### Dataset
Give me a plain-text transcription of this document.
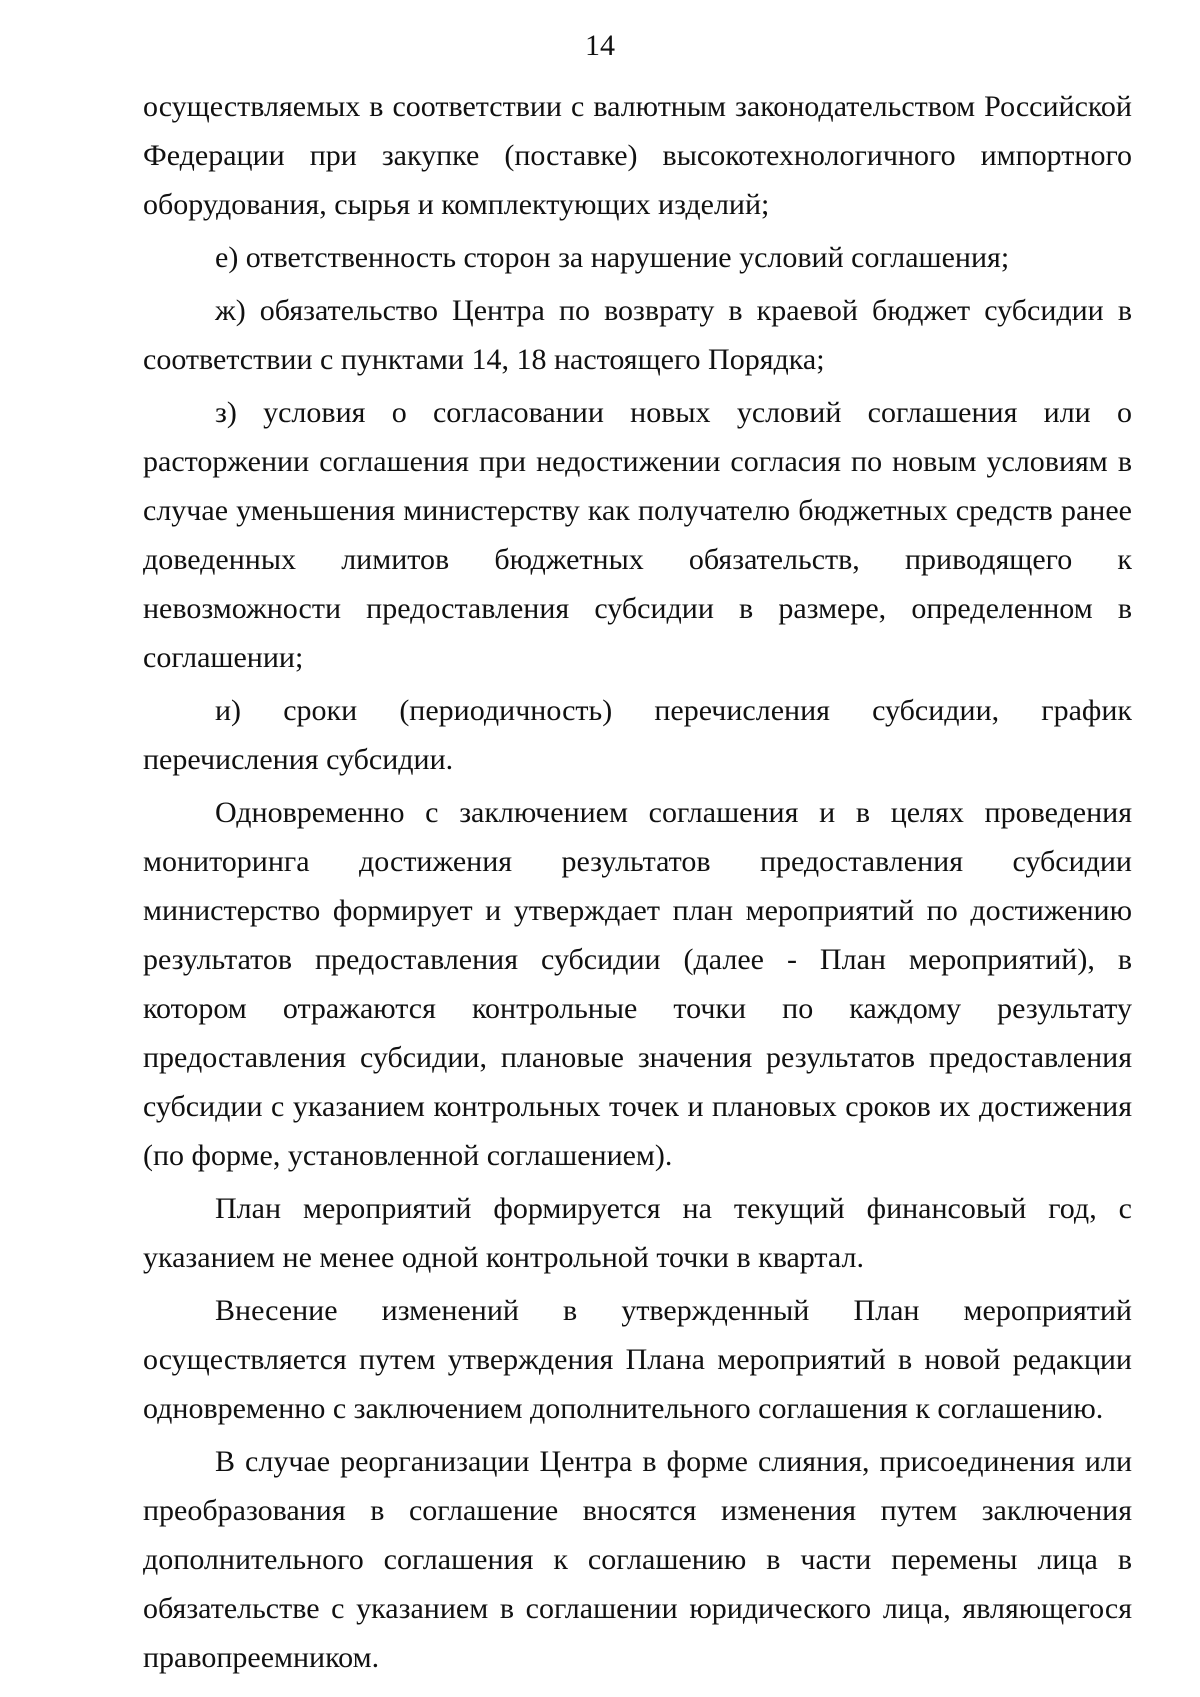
14

осуществляемых в соответствии с валютным законодательством Российской Федерации при закупке (поставке) высокотехнологичного импортного оборудования, сырья и комплектующих изделий;

е) ответственность сторон за нарушение условий соглашения;

ж) обязательство Центра по возврату в краевой бюджет субсидии в соответствии с пунктами 14, 18 настоящего Порядка;

з) условия о согласовании новых условий соглашения или о расторжении соглашения при недостижении согласия по новым условиям в случае уменьшения министерству как получателю бюджетных средств ранее доведенных лимитов бюджетных обязательств, приводящего к невозможности предоставления субсидии в размере, определенном в соглашении;

и) сроки (периодичность) перечисления субсидии, график перечисления субсидии.

Одновременно с заключением соглашения и в целях проведения мониторинга достижения результатов предоставления субсидии министерство формирует и утверждает план мероприятий по достижению результатов предоставления субсидии (далее - План мероприятий), в котором отражаются контрольные точки по каждому результату предоставления субсидии, плановые значения результатов предоставления субсидии с указанием контрольных точек и плановых сроков их достижения (по форме, установленной соглашением).

План мероприятий формируется на текущий финансовый год, с указанием не менее одной контрольной точки в квартал.

Внесение изменений в утвержденный План мероприятий осуществляется путем утверждения Плана мероприятий в новой редакции одновременно с заключением дополнительного соглашения к соглашению.

В случае реорганизации Центра в форме слияния, присоединения или преобразования в соглашение вносятся изменения путем заключения дополнительного соглашения к соглашению в части перемены лица в обязательстве с указанием в соглашении юридического лица, являющегося правопреемником.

### Stated task
Pictures appear in the records above. Output everything except them, exactly.

### Result for this task
Give me a plain-text transcription of this document.
14

осуществляемых в соответствии с валютным законодательством Российской Федерации при закупке (поставке) высокотехнологичного импортного оборудования, сырья и комплектующих изделий;

е) ответственность сторон за нарушение условий соглашения;

ж) обязательство Центра по возврату в краевой бюджет субсидии в соответствии с пунктами 14, 18 настоящего Порядка;

з) условия о согласовании новых условий соглашения или о расторжении соглашения при недостижении согласия по новым условиям в случае уменьшения министерству как получателю бюджетных средств ранее доведенных лимитов бюджетных обязательств, приводящего к невозможности предоставления субсидии в размере, определенном в соглашении;

и) сроки (периодичность) перечисления субсидии, график перечисления субсидии.

Одновременно с заключением соглашения и в целях проведения мониторинга достижения результатов предоставления субсидии министерство формирует и утверждает план мероприятий по достижению результатов предоставления субсидии (далее - План мероприятий), в котором отражаются контрольные точки по каждому результату предоставления субсидии, плановые значения результатов предоставления субсидии с указанием контрольных точек и плановых сроков их достижения (по форме, установленной соглашением).

План мероприятий формируется на текущий финансовый год, с указанием не менее одной контрольной точки в квартал.

Внесение изменений в утвержденный План мероприятий осуществляется путем утверждения Плана мероприятий в новой редакции одновременно с заключением дополнительного соглашения к соглашению.

В случае реорганизации Центра в форме слияния, присоединения или преобразования в соглашение вносятся изменения путем заключения дополнительного соглашения к соглашению в части перемены лица в обязательстве с указанием в соглашении юридического лица, являющегося правопреемником.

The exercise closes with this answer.